WRITTEN TASK: In the records below, find each line with the word "Seconds" and copy it.

Dataset records:
==*==

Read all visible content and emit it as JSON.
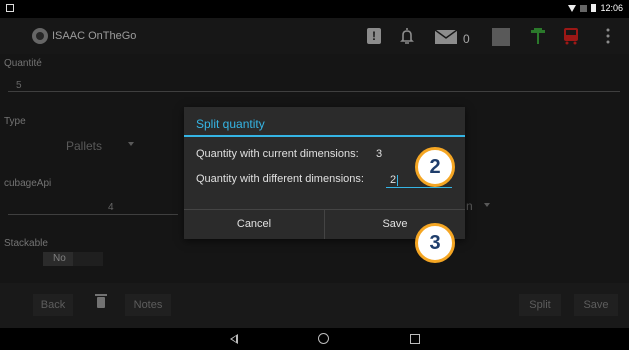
{
  "status_bar": {
    "time": "12:06"
  },
  "action_bar": {
    "app_title": "ISAAC OnTheGo",
    "mail_count": "0",
    "alert_glyph": "!"
  },
  "form": {
    "quantite_label": "Quantité",
    "quantite_value": "5",
    "type_label": "Type",
    "type_value": "Pallets",
    "cubage_label": "cubageApi",
    "cubage_value": "4",
    "cubage_right_value": "n",
    "stackable_label": "Stackable",
    "stackable_value": "No"
  },
  "toolbar": {
    "back": "Back",
    "notes": "Notes",
    "split": "Split",
    "save": "Save"
  },
  "dialog": {
    "title": "Split quantity",
    "current_label": "Quantity with current dimensions:",
    "current_value": "3",
    "different_label": "Quantity with different dimensions:",
    "different_value": "2",
    "cancel": "Cancel",
    "save": "Save"
  },
  "callouts": {
    "first": "2",
    "second": "3"
  },
  "colors": {
    "accent": "#35b5e5",
    "callout_border": "#f5a623",
    "callout_text": "#1f3d6b"
  },
  "icons": [
    "alert-icon",
    "bell-icon",
    "mail-icon",
    "edit-icon",
    "palm-tree-icon",
    "bus-icon",
    "overflow-menu-icon",
    "trash-icon",
    "nav-back-icon",
    "nav-home-icon",
    "nav-recent-icon"
  ]
}
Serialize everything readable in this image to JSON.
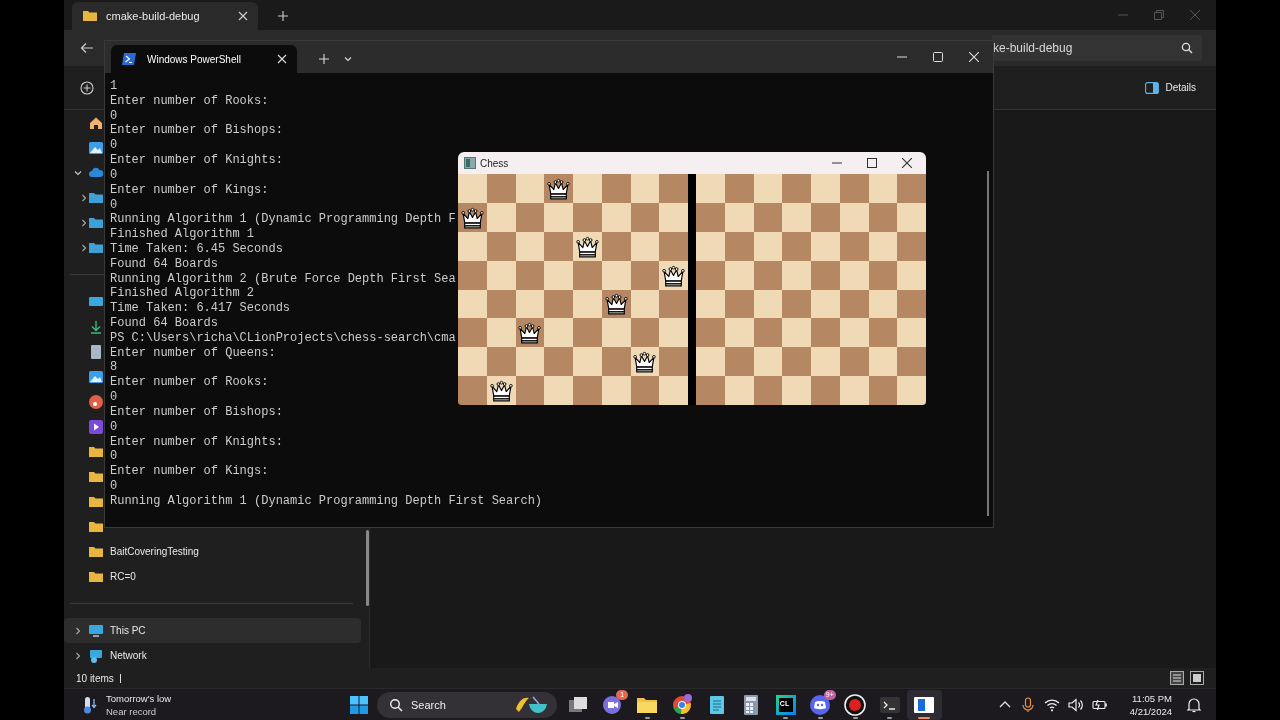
{
  "explorer": {
    "tab": {
      "title": "cmake-build-debug",
      "selected": true
    },
    "search": {
      "placeholder": "ke-build-debug"
    },
    "details_button": "Details",
    "sidebar": {
      "items": [
        {
          "kind": "folder",
          "label": "BaitCoveringTesting",
          "selected": false
        },
        {
          "kind": "folder",
          "label": "RC=0",
          "selected": false
        },
        {
          "kind": "pc",
          "label": "This PC",
          "selected": true
        },
        {
          "kind": "network",
          "label": "Network",
          "selected": false
        }
      ]
    },
    "status_bar": {
      "count": "10 items"
    }
  },
  "terminal": {
    "tab": {
      "title": "Windows PowerShell",
      "selected": true
    },
    "lines": [
      "1",
      "Enter number of Rooks:",
      "0",
      "Enter number of Bishops:",
      "0",
      "Enter number of Knights:",
      "0",
      "Enter number of Kings:",
      "0",
      "Running Algorithm 1 (Dynamic Programming Depth F",
      "Finished Algorithm 1",
      "Time Taken: 6.45 Seconds",
      "Found 64 Boards",
      "Running Algorithm 2 (Brute Force Depth First Sea",
      "Finished Algorithm 2",
      "Time Taken: 6.417 Seconds",
      "Found 64 Boards",
      "PS C:\\Users\\richa\\CLionProjects\\chess-search\\cma",
      "Enter number of Queens:",
      "8",
      "Enter number of Rooks:",
      "0",
      "Enter number of Bishops:",
      "0",
      "Enter number of Knights:",
      "0",
      "Enter number of Kings:",
      "0",
      "Running Algorithm 1 (Dynamic Programming Depth First Search)"
    ]
  },
  "chess": {
    "title": "Chess",
    "boards": [
      {
        "ranks": [
          {
            "squares": [
              {
                "queen": false
              },
              {
                "queen": false
              },
              {
                "queen": false
              },
              {
                "queen": true
              },
              {
                "queen": false
              },
              {
                "queen": false
              },
              {
                "queen": false
              },
              {
                "queen": false
              }
            ]
          },
          {
            "squares": [
              {
                "queen": true
              },
              {
                "queen": false
              },
              {
                "queen": false
              },
              {
                "queen": false
              },
              {
                "queen": false
              },
              {
                "queen": false
              },
              {
                "queen": false
              },
              {
                "queen": false
              }
            ]
          },
          {
            "squares": [
              {
                "queen": false
              },
              {
                "queen": false
              },
              {
                "queen": false
              },
              {
                "queen": false
              },
              {
                "queen": true
              },
              {
                "queen": false
              },
              {
                "queen": false
              },
              {
                "queen": false
              }
            ]
          },
          {
            "squares": [
              {
                "queen": false
              },
              {
                "queen": false
              },
              {
                "queen": false
              },
              {
                "queen": false
              },
              {
                "queen": false
              },
              {
                "queen": false
              },
              {
                "queen": false
              },
              {
                "queen": true
              }
            ]
          },
          {
            "squares": [
              {
                "queen": false
              },
              {
                "queen": false
              },
              {
                "queen": false
              },
              {
                "queen": false
              },
              {
                "queen": false
              },
              {
                "queen": true
              },
              {
                "queen": false
              },
              {
                "queen": false
              }
            ]
          },
          {
            "squares": [
              {
                "queen": false
              },
              {
                "queen": false
              },
              {
                "queen": true
              },
              {
                "queen": false
              },
              {
                "queen": false
              },
              {
                "queen": false
              },
              {
                "queen": false
              },
              {
                "queen": false
              }
            ]
          },
          {
            "squares": [
              {
                "queen": false
              },
              {
                "queen": false
              },
              {
                "queen": false
              },
              {
                "queen": false
              },
              {
                "queen": false
              },
              {
                "queen": false
              },
              {
                "queen": true
              },
              {
                "queen": false
              }
            ]
          },
          {
            "squares": [
              {
                "queen": false
              },
              {
                "queen": true
              },
              {
                "queen": false
              },
              {
                "queen": false
              },
              {
                "queen": false
              },
              {
                "queen": false
              },
              {
                "queen": false
              },
              {
                "queen": false
              }
            ]
          }
        ]
      },
      {
        "ranks": [
          {
            "squares": [
              {
                "queen": false
              },
              {
                "queen": false
              },
              {
                "queen": false
              },
              {
                "queen": false
              },
              {
                "queen": false
              },
              {
                "queen": false
              },
              {
                "queen": false
              },
              {
                "queen": false
              }
            ]
          },
          {
            "squares": [
              {
                "queen": false
              },
              {
                "queen": false
              },
              {
                "queen": false
              },
              {
                "queen": false
              },
              {
                "queen": false
              },
              {
                "queen": false
              },
              {
                "queen": false
              },
              {
                "queen": false
              }
            ]
          },
          {
            "squares": [
              {
                "queen": false
              },
              {
                "queen": false
              },
              {
                "queen": false
              },
              {
                "queen": false
              },
              {
                "queen": false
              },
              {
                "queen": false
              },
              {
                "queen": false
              },
              {
                "queen": false
              }
            ]
          },
          {
            "squares": [
              {
                "queen": false
              },
              {
                "queen": false
              },
              {
                "queen": false
              },
              {
                "queen": false
              },
              {
                "queen": false
              },
              {
                "queen": false
              },
              {
                "queen": false
              },
              {
                "queen": false
              }
            ]
          },
          {
            "squares": [
              {
                "queen": false
              },
              {
                "queen": false
              },
              {
                "queen": false
              },
              {
                "queen": false
              },
              {
                "queen": false
              },
              {
                "queen": false
              },
              {
                "queen": false
              },
              {
                "queen": false
              }
            ]
          },
          {
            "squares": [
              {
                "queen": false
              },
              {
                "queen": false
              },
              {
                "queen": false
              },
              {
                "queen": false
              },
              {
                "queen": false
              },
              {
                "queen": false
              },
              {
                "queen": false
              },
              {
                "queen": false
              }
            ]
          },
          {
            "squares": [
              {
                "queen": false
              },
              {
                "queen": false
              },
              {
                "queen": false
              },
              {
                "queen": false
              },
              {
                "queen": false
              },
              {
                "queen": false
              },
              {
                "queen": false
              },
              {
                "queen": false
              }
            ]
          },
          {
            "squares": [
              {
                "queen": false
              },
              {
                "queen": false
              },
              {
                "queen": false
              },
              {
                "queen": false
              },
              {
                "queen": false
              },
              {
                "queen": false
              },
              {
                "queen": false
              },
              {
                "queen": false
              }
            ]
          }
        ]
      }
    ]
  },
  "taskbar": {
    "weather": {
      "title": "Tomorrow's low",
      "subtitle": "Near record"
    },
    "search": {
      "label": "Search"
    },
    "apps": [
      {
        "kind": "task-view",
        "running": false,
        "active": false
      },
      {
        "kind": "meet",
        "badge": "1",
        "running": false,
        "active": false
      },
      {
        "kind": "explorer",
        "running": true,
        "active": false
      },
      {
        "kind": "chrome",
        "running": true,
        "active": false
      },
      {
        "kind": "notepad",
        "running": false,
        "active": false
      },
      {
        "kind": "calculator",
        "running": false,
        "active": false
      },
      {
        "kind": "clion",
        "label": "CL",
        "running": true,
        "active": false
      },
      {
        "kind": "discord",
        "badge": "9+",
        "running": true,
        "active": false
      },
      {
        "kind": "recorder",
        "running": true,
        "active": false
      },
      {
        "kind": "terminal",
        "running": true,
        "active": false
      },
      {
        "kind": "app",
        "running": true,
        "active": true
      }
    ],
    "clock": {
      "time": "11:05 PM",
      "date": "4/21/2024"
    }
  }
}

==*==

RESPONSE:
      "Time Taken: 6.45 Seconds",
      "Time Taken: 6.417 Seconds",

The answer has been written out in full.